▶ Texto fornecido
▶

[Encontrei por acaso este texto e achei que me descreve na perfeição. Das palavras que podiam ser minhas]
Ano passado, na festa de despedida de uma amiga, ouvia calada e com atenção seu doloroso discurso sobre o quanto ela se preocupava com a decisão de ir embora. Dizia se preocupar com a saudade antecipada da família, com a tristeza em deixar um amor para trás e com a dor de se afastar dos amigos. Ela iria embora para Londres com tantas incertezas sobre cá e lá, que o intercâmbio mais parecia uma sentença ao exílio.
Dentre dicas e conselhos reconfortantes de outras amigas, lembro-me de interromper a discussão de forma mais fria e prática do que gostaria:
“Quando você estiver dentro daquele avião, olhar para baixo e ver todas estas dúvidas e desculpas do tamanho de formigas, voltamos a falar. E você vai entrar naquele avião, nem que eu mesma te coloque nele.”
Ela engoliu seco e balançou a cabeça afirmativa.

◀

▶ Complete o seguinte
**1)** No texto sobre a despedida da amiga, para qual cidade ela iria embora?
**2)** Continue o texto sobre a despedida da amiga a partir da última frase.

▶ Trecho do material
▶

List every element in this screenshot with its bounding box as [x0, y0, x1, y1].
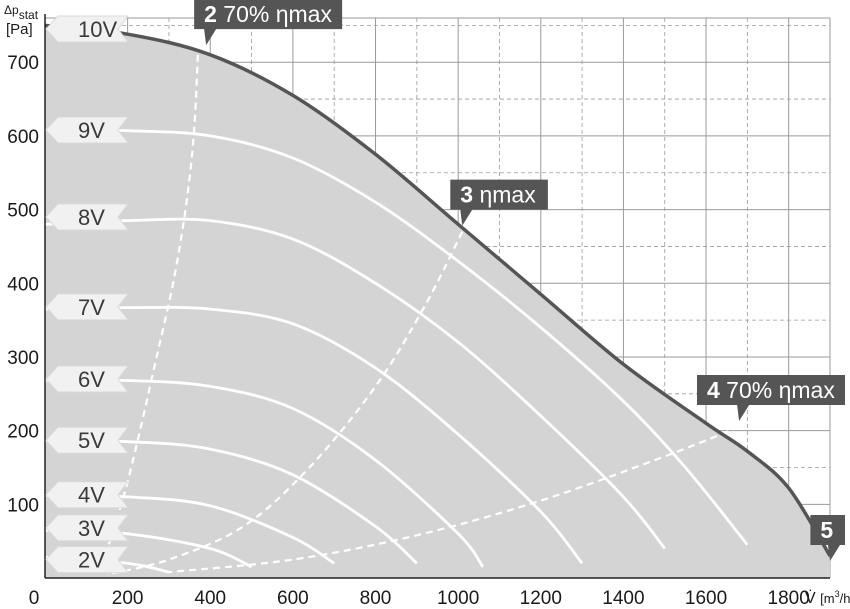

◀

▶ Respostas às tarefas
**1)** Para Londres.

**2)**
Penso que na época poderia ter adoçado o conselho. Mas fato é que a minha certeza era irredutível, tudo que ela precisava era perspectiva. Olhar a situação de outro ângulo, de cima, e ver seus dilemas e problemas como quem olha o mundo de um avião. Óbvio, eu não tirei essa experiência da cartola. Eu, como ela, já havia sido a garota atormentada pelas dúvidas de partir, deixando tudo para trás rumo ao desconhecido. Hoje sei que o medo nada mais era do que fruto da minha (nossa) obsessão em medir acções e ser assertiva. E foi só com o tempo e com as chances que me dei que descobri que não há nada mais libertador e esclarecedor do que o bom e velho tiro no escuro.
Hoje a minha amiga não tem mais dúvida. Celebra a vida que ela criou para ela mesma lá na terra da rainha, onde eu mesma descobri tanto sobre minha própria realeza. Ironicamente – e também assim como eu – ela aprendeu que é preciso (e vai querer) muitas vezes uma certa distancia do ninho. Aprendeu que nem todo amor arrebatador é amor para vida inteira. Que os amigos, aqueles de verdade, podem até estar longe, mas nunca distantes. Hoje ela chama o antigo exílio de lar, e adora pegar um avião rumo ao desconhecido. Outras, como eu, e como ela, fizeram o mesmo. Todas entenderam que era preciso ir embora.
É preciso ir embora.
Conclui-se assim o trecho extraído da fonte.